■ Given task: Print the data exactly as it is given, please.

■ Provided records:
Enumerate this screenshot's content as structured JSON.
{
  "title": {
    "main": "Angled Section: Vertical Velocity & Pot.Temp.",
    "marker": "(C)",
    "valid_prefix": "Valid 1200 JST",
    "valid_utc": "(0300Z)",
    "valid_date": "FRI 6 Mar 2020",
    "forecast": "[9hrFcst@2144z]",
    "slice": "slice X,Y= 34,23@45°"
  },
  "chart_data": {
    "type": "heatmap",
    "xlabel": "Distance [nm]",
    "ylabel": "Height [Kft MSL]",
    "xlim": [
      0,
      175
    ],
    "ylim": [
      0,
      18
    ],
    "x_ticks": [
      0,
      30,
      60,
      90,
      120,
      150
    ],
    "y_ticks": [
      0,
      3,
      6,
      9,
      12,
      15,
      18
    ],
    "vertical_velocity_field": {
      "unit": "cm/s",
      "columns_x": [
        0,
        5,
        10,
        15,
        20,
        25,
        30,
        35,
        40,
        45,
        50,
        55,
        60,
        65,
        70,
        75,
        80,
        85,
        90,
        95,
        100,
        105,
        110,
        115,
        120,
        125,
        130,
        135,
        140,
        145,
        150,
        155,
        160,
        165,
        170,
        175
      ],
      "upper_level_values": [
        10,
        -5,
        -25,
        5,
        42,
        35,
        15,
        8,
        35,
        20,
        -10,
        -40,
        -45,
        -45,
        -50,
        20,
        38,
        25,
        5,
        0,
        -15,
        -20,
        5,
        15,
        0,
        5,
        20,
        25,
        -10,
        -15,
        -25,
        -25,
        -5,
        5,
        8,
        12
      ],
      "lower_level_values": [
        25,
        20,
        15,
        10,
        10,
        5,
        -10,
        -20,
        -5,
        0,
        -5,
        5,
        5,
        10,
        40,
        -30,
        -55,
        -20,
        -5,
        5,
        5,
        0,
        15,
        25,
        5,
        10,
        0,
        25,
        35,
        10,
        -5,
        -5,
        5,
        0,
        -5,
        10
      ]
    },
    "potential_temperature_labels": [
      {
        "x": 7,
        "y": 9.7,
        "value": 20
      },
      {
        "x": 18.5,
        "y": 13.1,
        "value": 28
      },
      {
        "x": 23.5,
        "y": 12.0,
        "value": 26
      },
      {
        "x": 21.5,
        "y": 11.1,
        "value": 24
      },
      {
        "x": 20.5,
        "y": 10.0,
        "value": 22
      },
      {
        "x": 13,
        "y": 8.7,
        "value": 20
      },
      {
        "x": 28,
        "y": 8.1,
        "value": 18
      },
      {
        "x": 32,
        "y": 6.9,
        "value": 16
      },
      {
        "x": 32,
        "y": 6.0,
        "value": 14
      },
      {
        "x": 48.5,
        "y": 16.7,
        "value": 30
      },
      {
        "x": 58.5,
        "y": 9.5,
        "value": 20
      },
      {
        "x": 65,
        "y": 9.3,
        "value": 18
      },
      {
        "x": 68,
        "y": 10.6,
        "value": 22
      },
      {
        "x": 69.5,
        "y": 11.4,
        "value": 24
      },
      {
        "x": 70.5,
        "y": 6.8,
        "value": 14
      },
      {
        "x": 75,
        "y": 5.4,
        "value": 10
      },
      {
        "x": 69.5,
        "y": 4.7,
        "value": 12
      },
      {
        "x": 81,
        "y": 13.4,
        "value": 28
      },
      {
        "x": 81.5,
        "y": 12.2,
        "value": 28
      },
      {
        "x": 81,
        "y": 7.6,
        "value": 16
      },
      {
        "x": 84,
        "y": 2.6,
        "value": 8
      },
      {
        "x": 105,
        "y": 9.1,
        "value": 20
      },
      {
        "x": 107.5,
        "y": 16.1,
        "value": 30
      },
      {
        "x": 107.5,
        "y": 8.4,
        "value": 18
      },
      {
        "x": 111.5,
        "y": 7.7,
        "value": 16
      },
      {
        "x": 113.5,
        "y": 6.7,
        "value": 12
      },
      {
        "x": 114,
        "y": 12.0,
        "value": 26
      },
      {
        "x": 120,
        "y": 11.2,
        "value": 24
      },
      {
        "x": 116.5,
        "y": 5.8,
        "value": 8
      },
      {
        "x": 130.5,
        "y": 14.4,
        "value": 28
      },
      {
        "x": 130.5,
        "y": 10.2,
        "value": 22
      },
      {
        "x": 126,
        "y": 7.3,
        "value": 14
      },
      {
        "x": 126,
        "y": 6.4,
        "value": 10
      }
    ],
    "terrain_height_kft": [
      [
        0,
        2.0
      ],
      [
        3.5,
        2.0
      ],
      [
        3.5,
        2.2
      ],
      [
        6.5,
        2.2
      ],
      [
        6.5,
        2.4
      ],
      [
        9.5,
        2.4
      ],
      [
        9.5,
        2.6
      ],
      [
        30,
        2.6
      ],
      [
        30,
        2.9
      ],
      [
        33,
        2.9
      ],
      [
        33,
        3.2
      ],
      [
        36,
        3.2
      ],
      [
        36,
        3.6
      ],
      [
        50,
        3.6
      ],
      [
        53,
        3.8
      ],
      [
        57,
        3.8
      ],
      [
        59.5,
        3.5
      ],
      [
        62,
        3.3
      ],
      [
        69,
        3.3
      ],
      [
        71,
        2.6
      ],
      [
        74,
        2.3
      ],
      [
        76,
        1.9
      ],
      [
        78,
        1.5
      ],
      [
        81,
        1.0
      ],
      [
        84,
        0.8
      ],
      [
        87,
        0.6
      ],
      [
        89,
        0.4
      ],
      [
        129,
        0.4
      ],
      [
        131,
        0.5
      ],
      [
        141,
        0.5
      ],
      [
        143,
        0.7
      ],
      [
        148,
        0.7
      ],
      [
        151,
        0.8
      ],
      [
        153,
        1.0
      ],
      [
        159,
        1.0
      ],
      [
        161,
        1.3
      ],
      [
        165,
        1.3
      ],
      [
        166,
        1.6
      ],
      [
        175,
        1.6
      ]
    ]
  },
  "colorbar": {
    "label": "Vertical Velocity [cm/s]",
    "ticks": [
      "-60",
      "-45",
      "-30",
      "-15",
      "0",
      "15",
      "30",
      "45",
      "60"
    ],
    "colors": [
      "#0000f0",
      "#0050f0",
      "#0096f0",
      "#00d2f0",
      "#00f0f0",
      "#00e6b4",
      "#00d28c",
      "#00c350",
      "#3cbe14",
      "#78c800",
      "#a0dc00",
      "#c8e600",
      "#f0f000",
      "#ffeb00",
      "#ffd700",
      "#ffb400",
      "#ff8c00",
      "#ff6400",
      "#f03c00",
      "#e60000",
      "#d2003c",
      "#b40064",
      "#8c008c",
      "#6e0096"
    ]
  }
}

■ Problem solution:
Enumerate this screenshot's content as structured JSON.
{
  "title": {
    "main": "Angled Section: Vertical Velocity & Pot.Temp.",
    "marker": "(C)",
    "valid_prefix": "Valid 1200 JST",
    "valid_utc": "(0300Z)",
    "valid_date": "FRI 6 Mar 2020",
    "forecast": "[9hrFcst@2144z]",
    "slice": "slice X,Y= 34,23@45°"
  },
  "chart_data": {
    "type": "heatmap",
    "xlabel": "Distance [nm]",
    "ylabel": "Height [Kft MSL]",
    "xlim": [
      0,
      175
    ],
    "ylim": [
      0,
      18
    ],
    "x_ticks": [
      0,
      30,
      60,
      90,
      120,
      150
    ],
    "y_ticks": [
      0,
      3,
      6,
      9,
      12,
      15,
      18
    ],
    "vertical_velocity_field": {
      "unit": "cm/s",
      "columns_x": [
        0,
        5,
        10,
        15,
        20,
        25,
        30,
        35,
        40,
        45,
        50,
        55,
        60,
        65,
        70,
        75,
        80,
        85,
        90,
        95,
        100,
        105,
        110,
        115,
        120,
        125,
        130,
        135,
        140,
        145,
        150,
        155,
        160,
        165,
        170,
        175
      ],
      "upper_level_values": [
        10,
        -5,
        -25,
        5,
        42,
        35,
        15,
        8,
        35,
        20,
        -10,
        -40,
        -45,
        -45,
        -50,
        20,
        38,
        25,
        5,
        0,
        -15,
        -20,
        5,
        15,
        0,
        5,
        20,
        25,
        -10,
        -15,
        -25,
        -25,
        -5,
        5,
        8,
        12
      ],
      "lower_level_values": [
        25,
        20,
        15,
        10,
        10,
        5,
        -10,
        -20,
        -5,
        0,
        -5,
        5,
        5,
        10,
        40,
        -30,
        -55,
        -20,
        -5,
        5,
        5,
        0,
        15,
        25,
        5,
        10,
        0,
        25,
        35,
        10,
        -5,
        -5,
        5,
        0,
        -5,
        10
      ]
    },
    "potential_temperature_labels": [
      {
        "x": 7,
        "y": 9.7,
        "value": 20
      },
      {
        "x": 18.5,
        "y": 13.1,
        "value": 28
      },
      {
        "x": 23.5,
        "y": 12.0,
        "value": 26
      },
      {
        "x": 21.5,
        "y": 11.1,
        "value": 24
      },
      {
        "x": 20.5,
        "y": 10.0,
        "value": 22
      },
      {
        "x": 13,
        "y": 8.7,
        "value": 20
      },
      {
        "x": 28,
        "y": 8.1,
        "value": 18
      },
      {
        "x": 32,
        "y": 6.9,
        "value": 16
      },
      {
        "x": 32,
        "y": 6.0,
        "value": 14
      },
      {
        "x": 48.5,
        "y": 16.7,
        "value": 30
      },
      {
        "x": 58.5,
        "y": 9.5,
        "value": 20
      },
      {
        "x": 65,
        "y": 9.3,
        "value": 18
      },
      {
        "x": 68,
        "y": 10.6,
        "value": 22
      },
      {
        "x": 69.5,
        "y": 11.4,
        "value": 24
      },
      {
        "x": 70.5,
        "y": 6.8,
        "value": 14
      },
      {
        "x": 75,
        "y": 5.4,
        "value": 10
      },
      {
        "x": 69.5,
        "y": 4.7,
        "value": 12
      },
      {
        "x": 81,
        "y": 13.4,
        "value": 28
      },
      {
        "x": 81.5,
        "y": 12.2,
        "value": 28
      },
      {
        "x": 81,
        "y": 7.6,
        "value": 16
      },
      {
        "x": 84,
        "y": 2.6,
        "value": 8
      },
      {
        "x": 105,
        "y": 9.1,
        "value": 20
      },
      {
        "x": 107.5,
        "y": 16.1,
        "value": 30
      },
      {
        "x": 107.5,
        "y": 8.4,
        "value": 18
      },
      {
        "x": 111.5,
        "y": 7.7,
        "value": 16
      },
      {
        "x": 113.5,
        "y": 6.7,
        "value": 12
      },
      {
        "x": 114,
        "y": 12.0,
        "value": 26
      },
      {
        "x": 120,
        "y": 11.2,
        "value": 24
      },
      {
        "x": 116.5,
        "y": 5.8,
        "value": 8
      },
      {
        "x": 130.5,
        "y": 14.4,
        "value": 28
      },
      {
        "x": 130.5,
        "y": 10.2,
        "value": 22
      },
      {
        "x": 126,
        "y": 7.3,
        "value": 14
      },
      {
        "x": 126,
        "y": 6.4,
        "value": 10
      }
    ],
    "terrain_height_kft": [
      [
        0,
        2.0
      ],
      [
        3.5,
        2.0
      ],
      [
        3.5,
        2.2
      ],
      [
        6.5,
        2.2
      ],
      [
        6.5,
        2.4
      ],
      [
        9.5,
        2.4
      ],
      [
        9.5,
        2.6
      ],
      [
        30,
        2.6
      ],
      [
        30,
        2.9
      ],
      [
        33,
        2.9
      ],
      [
        33,
        3.2
      ],
      [
        36,
        3.2
      ],
      [
        36,
        3.6
      ],
      [
        50,
        3.6
      ],
      [
        53,
        3.8
      ],
      [
        57,
        3.8
      ],
      [
        59.5,
        3.5
      ],
      [
        62,
        3.3
      ],
      [
        69,
        3.3
      ],
      [
        71,
        2.6
      ],
      [
        74,
        2.3
      ],
      [
        76,
        1.9
      ],
      [
        78,
        1.5
      ],
      [
        81,
        1.0
      ],
      [
        84,
        0.8
      ],
      [
        87,
        0.6
      ],
      [
        89,
        0.4
      ],
      [
        129,
        0.4
      ],
      [
        131,
        0.5
      ],
      [
        141,
        0.5
      ],
      [
        143,
        0.7
      ],
      [
        148,
        0.7
      ],
      [
        151,
        0.8
      ],
      [
        153,
        1.0
      ],
      [
        159,
        1.0
      ],
      [
        161,
        1.3
      ],
      [
        165,
        1.3
      ],
      [
        166,
        1.6
      ],
      [
        175,
        1.6
      ]
    ]
  },
  "colorbar": {
    "label": "Vertical Velocity [cm/s]",
    "ticks": [
      "-60",
      "-45",
      "-30",
      "-15",
      "0",
      "15",
      "30",
      "45",
      "60"
    ],
    "colors": [
      "#0000f0",
      "#0050f0",
      "#0096f0",
      "#00d2f0",
      "#00f0f0",
      "#00e6b4",
      "#00d28c",
      "#00c350",
      "#3cbe14",
      "#78c800",
      "#a0dc00",
      "#c8e600",
      "#f0f000",
      "#ffeb00",
      "#ffd700",
      "#ffb400",
      "#ff8c00",
      "#ff6400",
      "#f03c00",
      "#e60000",
      "#d2003c",
      "#b40064",
      "#8c008c",
      "#6e0096"
    ]
  }
}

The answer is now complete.